The input:

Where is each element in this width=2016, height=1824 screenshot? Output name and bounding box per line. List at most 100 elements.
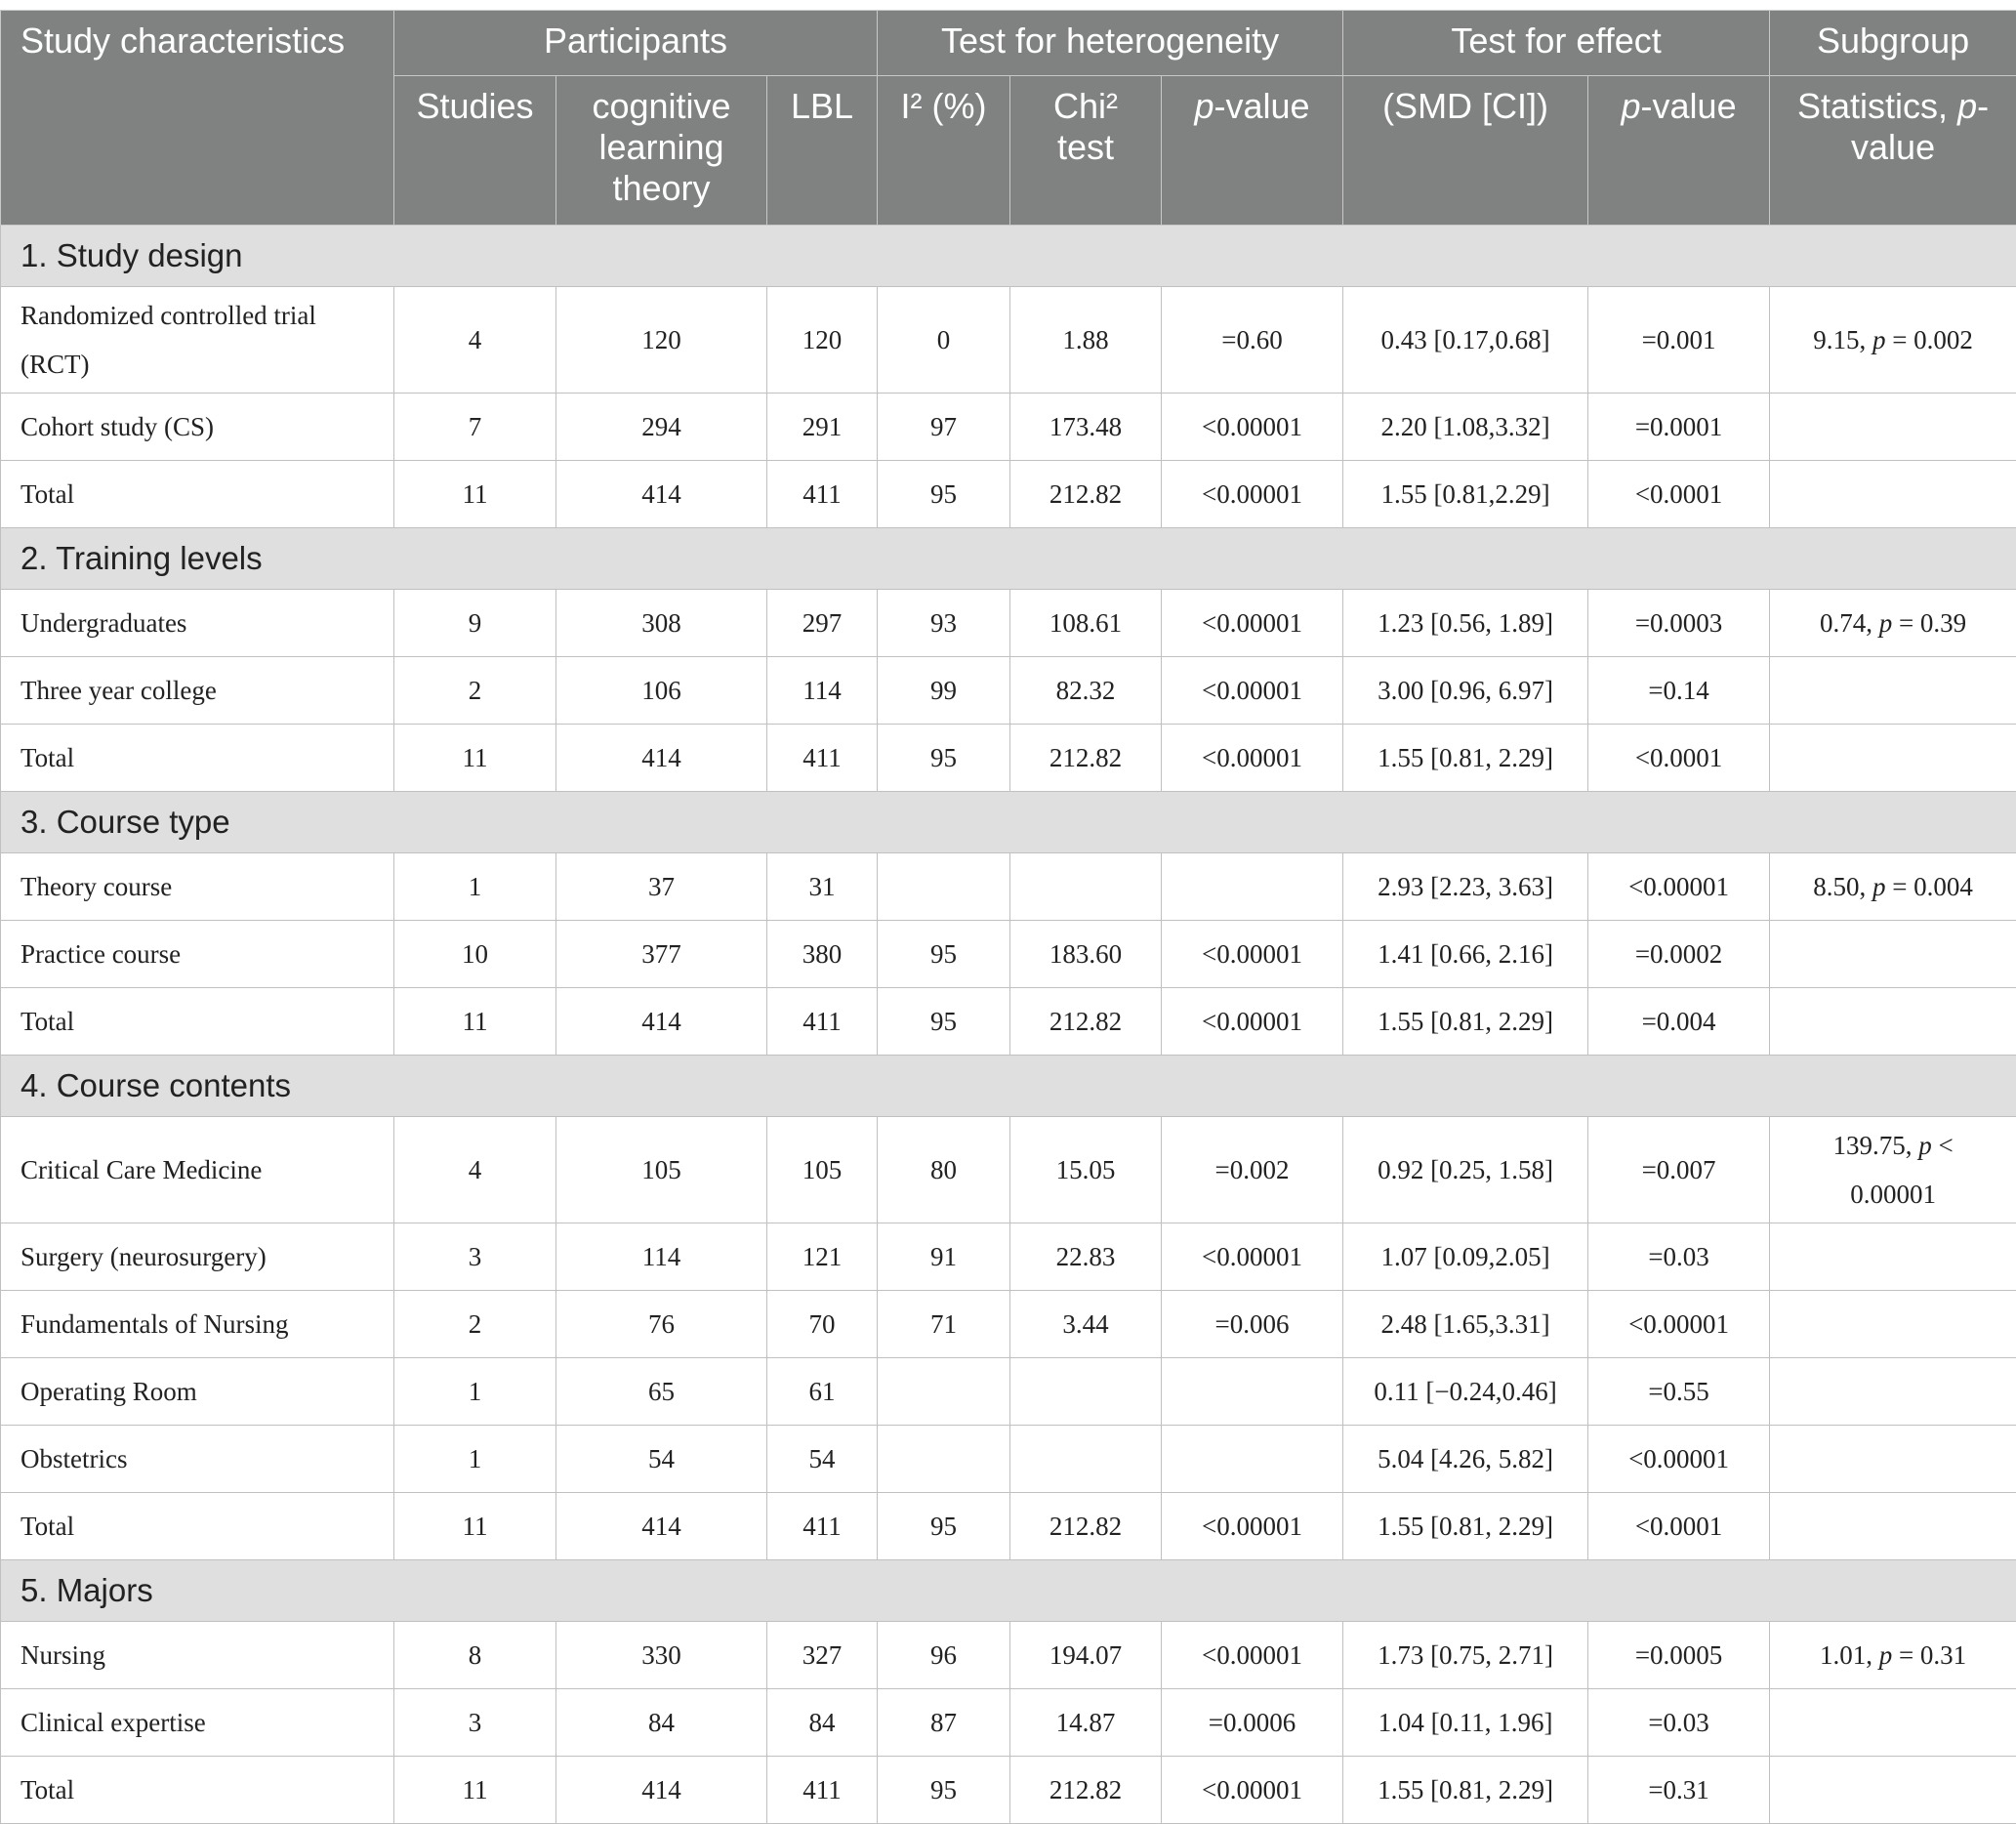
data-cell <box>1162 1426 1343 1493</box>
data-cell: 61 <box>767 1358 878 1426</box>
data-cell: <0.00001 <box>1162 921 1343 988</box>
data-cell <box>1770 921 2016 988</box>
data-cell: <0.0001 <box>1588 725 1770 792</box>
data-cell: 7 <box>394 394 556 461</box>
data-cell: 1 <box>394 1358 556 1426</box>
data-cell: 4 <box>394 287 556 394</box>
data-cell <box>1010 1426 1162 1493</box>
data-cell: 99 <box>878 657 1010 725</box>
data-cell: 212.82 <box>1010 725 1162 792</box>
data-cell <box>1770 1493 2016 1560</box>
data-cell: 105 <box>767 1117 878 1223</box>
header-row: Study characteristics Participants Test … <box>1 11 2016 76</box>
data-cell: 95 <box>878 725 1010 792</box>
data-cell: 1.55 [0.81,2.29] <box>1343 461 1588 528</box>
data-cell: <0.00001 <box>1588 1291 1770 1358</box>
data-cell: 212.82 <box>1010 461 1162 528</box>
data-cell: 327 <box>767 1622 878 1689</box>
data-cell: 0.11 [−0.24,0.46] <box>1343 1358 1588 1426</box>
data-cell: 297 <box>767 590 878 657</box>
data-cell: 84 <box>767 1689 878 1757</box>
section-title: 4. Course contents <box>1 1056 2016 1117</box>
row-label: Nursing <box>1 1622 394 1689</box>
section-title: 3. Course type <box>1 792 2016 853</box>
data-cell: 11 <box>394 461 556 528</box>
data-cell <box>1010 853 1162 921</box>
data-cell: =0.0001 <box>1588 394 1770 461</box>
data-cell: <0.00001 <box>1162 657 1343 725</box>
data-cell: 414 <box>556 988 767 1056</box>
data-cell: 411 <box>767 1493 878 1560</box>
header-cell: Subgroup <box>1770 11 2016 76</box>
data-cell: 11 <box>394 725 556 792</box>
data-cell: <0.00001 <box>1162 590 1343 657</box>
header-cell: Chi² test <box>1010 76 1162 226</box>
data-cell: =0.60 <box>1162 287 1343 394</box>
header-cell: Study characteristics <box>1 11 394 226</box>
page: Study characteristics Participants Test … <box>0 0 2016 1736</box>
section-title: 5. Majors <box>1 1560 2016 1622</box>
data-cell: 70 <box>767 1291 878 1358</box>
results-table: Study characteristics Participants Test … <box>0 10 2016 1824</box>
data-cell: 22.83 <box>1010 1223 1162 1291</box>
data-cell: 3 <box>394 1223 556 1291</box>
data-cell: 414 <box>556 1493 767 1560</box>
data-cell <box>1162 853 1343 921</box>
data-cell: <0.00001 <box>1162 1757 1343 1824</box>
data-cell: 11 <box>394 1493 556 1560</box>
data-cell <box>1770 394 2016 461</box>
data-cell: 2 <box>394 1291 556 1358</box>
data-cell: 8 <box>394 1622 556 1689</box>
data-cell: =0.03 <box>1588 1689 1770 1757</box>
data-cell <box>1770 988 2016 1056</box>
data-cell: 82.32 <box>1010 657 1162 725</box>
data-cell <box>1770 461 2016 528</box>
data-cell: 114 <box>767 657 878 725</box>
data-cell: 31 <box>767 853 878 921</box>
data-cell: 37 <box>556 853 767 921</box>
section-title: 2. Training levels <box>1 528 2016 590</box>
row-label: Cohort study (CS) <box>1 394 394 461</box>
data-cell <box>1010 1358 1162 1426</box>
header-cell: Test for effect <box>1343 11 1770 76</box>
data-cell: 0.74, p = 0.39 <box>1770 590 2016 657</box>
row-label: Total <box>1 988 394 1056</box>
data-cell: 1.55 [0.81, 2.29] <box>1343 725 1588 792</box>
row-label: Theory course <box>1 853 394 921</box>
data-cell: 2.20 [1.08,3.32] <box>1343 394 1588 461</box>
data-cell: 114 <box>556 1223 767 1291</box>
row-label: Total <box>1 461 394 528</box>
data-cell: 414 <box>556 725 767 792</box>
data-cell: <0.00001 <box>1588 1426 1770 1493</box>
data-cell: <0.0001 <box>1588 461 1770 528</box>
data-cell: 95 <box>878 1493 1010 1560</box>
data-cell <box>1770 1291 2016 1358</box>
data-cell: 106 <box>556 657 767 725</box>
data-cell: =0.0002 <box>1588 921 1770 988</box>
header-cell: I² (%) <box>878 76 1010 226</box>
data-cell: 80 <box>878 1117 1010 1223</box>
data-cell: 2.93 [2.23, 3.63] <box>1343 853 1588 921</box>
data-cell: =0.0005 <box>1588 1622 1770 1689</box>
data-cell: =0.55 <box>1588 1358 1770 1426</box>
data-cell: 1.73 [0.75, 2.71] <box>1343 1622 1588 1689</box>
data-cell: 308 <box>556 590 767 657</box>
data-cell: <0.0001 <box>1588 1493 1770 1560</box>
data-cell <box>1770 1757 2016 1824</box>
data-cell: <0.00001 <box>1162 725 1343 792</box>
data-cell: 5.04 [4.26, 5.82] <box>1343 1426 1588 1493</box>
data-cell: 95 <box>878 988 1010 1056</box>
data-cell: 414 <box>556 461 767 528</box>
section-row: 3. Course type <box>1 792 2016 853</box>
header-cell: Statistics, p-value <box>1770 76 2016 226</box>
data-cell: 95 <box>878 1757 1010 1824</box>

Exercise instructions:
Can you copy out every row above word for word, leaving out the picture?

Reply:
Where is each element in this width=2016, height=1824 screenshot? Output name and bounding box per line. List at most 100 elements.
data-cell <box>1162 1426 1343 1493</box>
data-cell: 61 <box>767 1358 878 1426</box>
data-cell: <0.00001 <box>1162 921 1343 988</box>
data-cell <box>1770 921 2016 988</box>
data-cell: <0.0001 <box>1588 725 1770 792</box>
data-cell: 7 <box>394 394 556 461</box>
data-cell: 1 <box>394 1358 556 1426</box>
data-cell: 4 <box>394 287 556 394</box>
data-cell <box>1010 1426 1162 1493</box>
data-cell: 99 <box>878 657 1010 725</box>
data-cell: 212.82 <box>1010 725 1162 792</box>
data-cell <box>1770 1493 2016 1560</box>
data-cell: 105 <box>767 1117 878 1223</box>
header-row: Study characteristics Participants Test … <box>1 11 2016 76</box>
data-cell: 95 <box>878 725 1010 792</box>
data-cell: 1.55 [0.81,2.29] <box>1343 461 1588 528</box>
data-cell: <0.00001 <box>1588 1291 1770 1358</box>
data-cell: 212.82 <box>1010 461 1162 528</box>
data-cell: 327 <box>767 1622 878 1689</box>
data-cell: 0.11 [−0.24,0.46] <box>1343 1358 1588 1426</box>
data-cell: 297 <box>767 590 878 657</box>
data-cell: 84 <box>767 1689 878 1757</box>
section-title: 4. Course contents <box>1 1056 2016 1117</box>
row-label: Nursing <box>1 1622 394 1689</box>
section-title: 3. Course type <box>1 792 2016 853</box>
data-cell: 11 <box>394 461 556 528</box>
data-cell <box>1010 853 1162 921</box>
data-cell: =0.0001 <box>1588 394 1770 461</box>
data-cell: <0.00001 <box>1162 657 1343 725</box>
data-cell: 414 <box>556 988 767 1056</box>
data-cell: 411 <box>767 1493 878 1560</box>
header-cell: Subgroup <box>1770 11 2016 76</box>
data-cell: 11 <box>394 725 556 792</box>
data-cell: <0.00001 <box>1162 590 1343 657</box>
header-cell: Chi² test <box>1010 76 1162 226</box>
data-cell: =0.60 <box>1162 287 1343 394</box>
header-cell: Study characteristics <box>1 11 394 226</box>
page: Study characteristics Participants Test … <box>0 0 2016 1736</box>
section-title: 5. Majors <box>1 1560 2016 1622</box>
data-cell: 70 <box>767 1291 878 1358</box>
results-table: Study characteristics Participants Test … <box>0 10 2016 1824</box>
data-cell: 22.83 <box>1010 1223 1162 1291</box>
data-cell: 3 <box>394 1223 556 1291</box>
data-cell: 414 <box>556 1493 767 1560</box>
data-cell <box>1162 853 1343 921</box>
data-cell: <0.00001 <box>1162 1757 1343 1824</box>
data-cell: 11 <box>394 1493 556 1560</box>
data-cell <box>1770 394 2016 461</box>
data-cell: 2 <box>394 1291 556 1358</box>
data-cell: 8 <box>394 1622 556 1689</box>
data-cell: =0.03 <box>1588 1689 1770 1757</box>
data-cell <box>1770 988 2016 1056</box>
data-cell: 82.32 <box>1010 657 1162 725</box>
data-cell <box>1770 461 2016 528</box>
data-cell: 114 <box>767 657 878 725</box>
data-cell: 31 <box>767 853 878 921</box>
data-cell: 37 <box>556 853 767 921</box>
section-title: 2. Training levels <box>1 528 2016 590</box>
row-label: Cohort study (CS) <box>1 394 394 461</box>
data-cell <box>1010 1358 1162 1426</box>
header-cell: Test for effect <box>1343 11 1770 76</box>
data-cell: 0.74, p = 0.39 <box>1770 590 2016 657</box>
row-label: Total <box>1 988 394 1056</box>
data-cell: 1.55 [0.81, 2.29] <box>1343 725 1588 792</box>
row-label: Theory course <box>1 853 394 921</box>
data-cell: 2.20 [1.08,3.32] <box>1343 394 1588 461</box>
data-cell: 114 <box>556 1223 767 1291</box>
row-label: Total <box>1 461 394 528</box>
data-cell: 414 <box>556 725 767 792</box>
data-cell: <0.00001 <box>1588 1426 1770 1493</box>
data-cell: <0.0001 <box>1588 461 1770 528</box>
data-cell: 95 <box>878 1493 1010 1560</box>
data-cell <box>1770 1291 2016 1358</box>
data-cell: 106 <box>556 657 767 725</box>
data-cell: =0.0002 <box>1588 921 1770 988</box>
header-cell: I² (%) <box>878 76 1010 226</box>
data-cell: 80 <box>878 1117 1010 1223</box>
data-cell: 2.93 [2.23, 3.63] <box>1343 853 1588 921</box>
data-cell: =0.0005 <box>1588 1622 1770 1689</box>
data-cell: =0.55 <box>1588 1358 1770 1426</box>
data-cell: 1.73 [0.75, 2.71] <box>1343 1622 1588 1689</box>
data-cell: 308 <box>556 590 767 657</box>
data-cell: <0.0001 <box>1588 1493 1770 1560</box>
data-cell <box>1770 1757 2016 1824</box>
data-cell: <0.00001 <box>1162 725 1343 792</box>
data-cell: 5.04 [4.26, 5.82] <box>1343 1426 1588 1493</box>
data-cell: 95 <box>878 988 1010 1056</box>
data-cell: 414 <box>556 461 767 528</box>
section-row: 3. Course type <box>1 792 2016 853</box>
header-cell: Statistics, p-value <box>1770 76 2016 226</box>
data-cell: 95 <box>878 1757 1010 1824</box>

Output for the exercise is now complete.